▸ What the task requires
Gather each line in the entries that includes the string "Supportive".

▸ Input records
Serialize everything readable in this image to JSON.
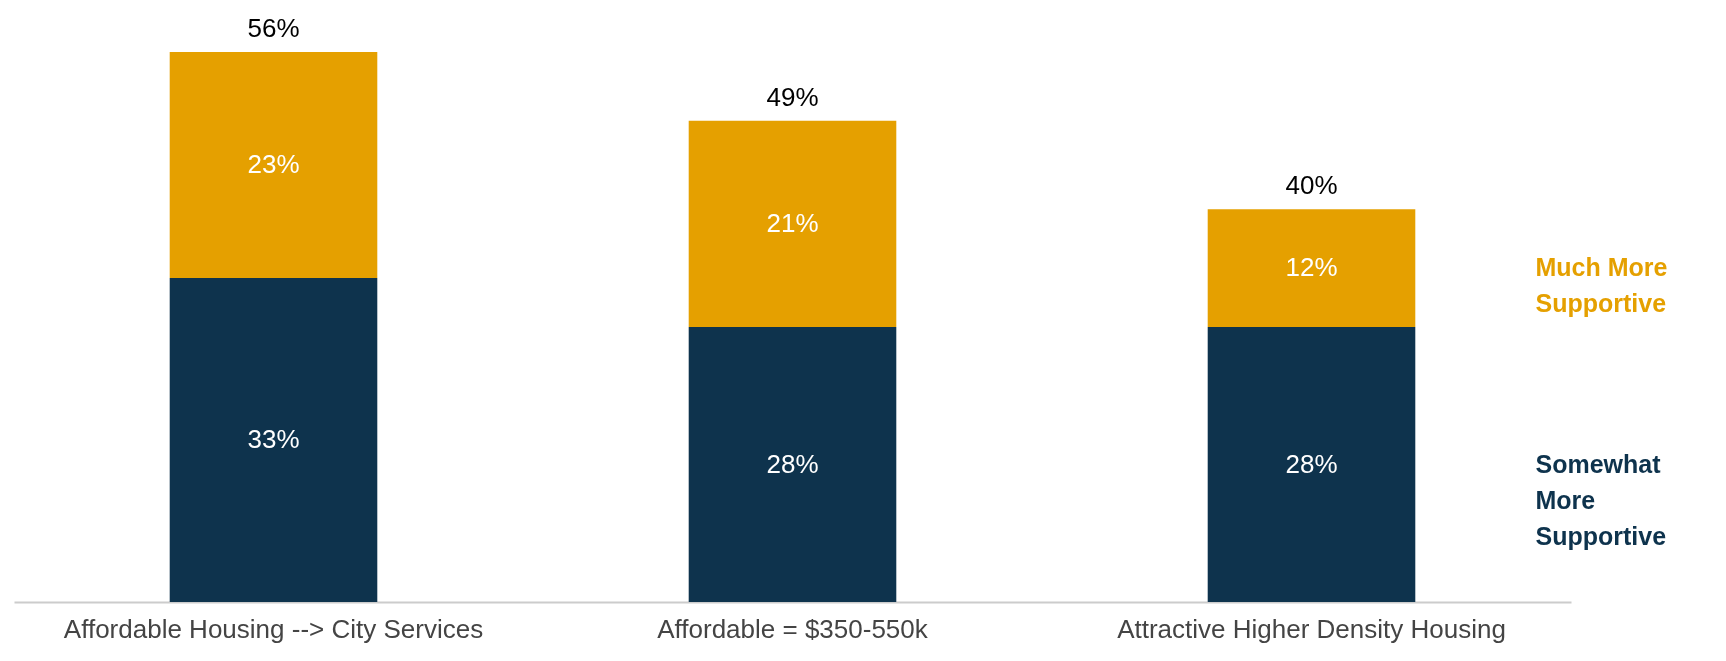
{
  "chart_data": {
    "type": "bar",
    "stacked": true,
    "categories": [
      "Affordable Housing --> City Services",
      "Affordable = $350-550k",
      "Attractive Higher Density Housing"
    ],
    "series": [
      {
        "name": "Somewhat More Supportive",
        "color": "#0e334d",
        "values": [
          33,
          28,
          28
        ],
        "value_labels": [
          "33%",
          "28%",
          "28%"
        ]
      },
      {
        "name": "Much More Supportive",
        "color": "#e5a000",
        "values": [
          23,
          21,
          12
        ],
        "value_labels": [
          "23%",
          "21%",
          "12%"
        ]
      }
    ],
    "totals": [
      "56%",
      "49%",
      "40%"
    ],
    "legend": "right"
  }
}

▸ Worked solution
        "name": "Somewhat More Supportive",
        "name": "Much More Supportive",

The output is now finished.